→ **EXCERPTED DATA**:
────────
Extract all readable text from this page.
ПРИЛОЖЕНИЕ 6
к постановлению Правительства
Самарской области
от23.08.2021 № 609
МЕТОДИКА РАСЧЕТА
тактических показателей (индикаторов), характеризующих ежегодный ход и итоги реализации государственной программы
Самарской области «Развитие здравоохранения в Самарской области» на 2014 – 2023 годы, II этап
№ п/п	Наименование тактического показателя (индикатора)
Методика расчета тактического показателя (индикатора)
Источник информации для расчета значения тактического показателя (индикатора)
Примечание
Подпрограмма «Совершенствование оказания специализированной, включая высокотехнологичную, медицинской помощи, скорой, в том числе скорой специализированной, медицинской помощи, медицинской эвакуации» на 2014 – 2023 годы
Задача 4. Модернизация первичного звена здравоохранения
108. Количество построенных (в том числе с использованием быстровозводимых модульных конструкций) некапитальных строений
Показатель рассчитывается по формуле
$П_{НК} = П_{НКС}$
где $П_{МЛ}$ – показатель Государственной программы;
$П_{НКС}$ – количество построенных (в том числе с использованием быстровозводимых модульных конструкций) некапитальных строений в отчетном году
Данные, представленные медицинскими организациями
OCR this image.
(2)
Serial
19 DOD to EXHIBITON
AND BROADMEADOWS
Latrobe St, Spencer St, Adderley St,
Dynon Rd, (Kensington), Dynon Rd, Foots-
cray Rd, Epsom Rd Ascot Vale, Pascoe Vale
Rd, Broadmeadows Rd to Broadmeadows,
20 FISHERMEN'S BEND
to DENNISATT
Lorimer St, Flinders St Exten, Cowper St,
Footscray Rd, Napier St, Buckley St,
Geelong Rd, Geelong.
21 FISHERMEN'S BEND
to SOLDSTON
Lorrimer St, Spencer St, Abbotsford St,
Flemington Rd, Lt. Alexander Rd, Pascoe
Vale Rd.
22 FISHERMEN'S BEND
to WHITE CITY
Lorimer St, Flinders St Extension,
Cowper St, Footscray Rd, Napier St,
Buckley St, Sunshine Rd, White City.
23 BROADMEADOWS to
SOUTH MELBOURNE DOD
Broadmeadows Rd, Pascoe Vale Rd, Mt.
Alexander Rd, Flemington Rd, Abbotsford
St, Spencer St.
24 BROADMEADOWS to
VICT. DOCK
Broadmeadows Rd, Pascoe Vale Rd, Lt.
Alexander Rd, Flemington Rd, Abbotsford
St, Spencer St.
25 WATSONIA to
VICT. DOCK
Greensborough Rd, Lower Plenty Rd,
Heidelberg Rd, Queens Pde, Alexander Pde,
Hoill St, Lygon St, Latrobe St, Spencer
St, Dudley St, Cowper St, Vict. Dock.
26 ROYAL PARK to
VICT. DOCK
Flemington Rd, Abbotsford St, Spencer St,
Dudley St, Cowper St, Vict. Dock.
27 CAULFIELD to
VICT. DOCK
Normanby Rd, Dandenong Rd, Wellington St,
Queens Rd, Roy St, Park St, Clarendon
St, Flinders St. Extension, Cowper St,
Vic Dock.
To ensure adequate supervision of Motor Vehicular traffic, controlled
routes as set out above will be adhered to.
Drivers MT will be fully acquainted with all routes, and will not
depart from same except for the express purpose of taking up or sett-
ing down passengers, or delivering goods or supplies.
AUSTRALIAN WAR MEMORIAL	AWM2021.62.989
────────
→ **INSTRUCTIONS FOR THE TASK**: Return all lines containing "this".

→ **FINAL RESULT**:
Extract all readable text from this page.
OCR this image.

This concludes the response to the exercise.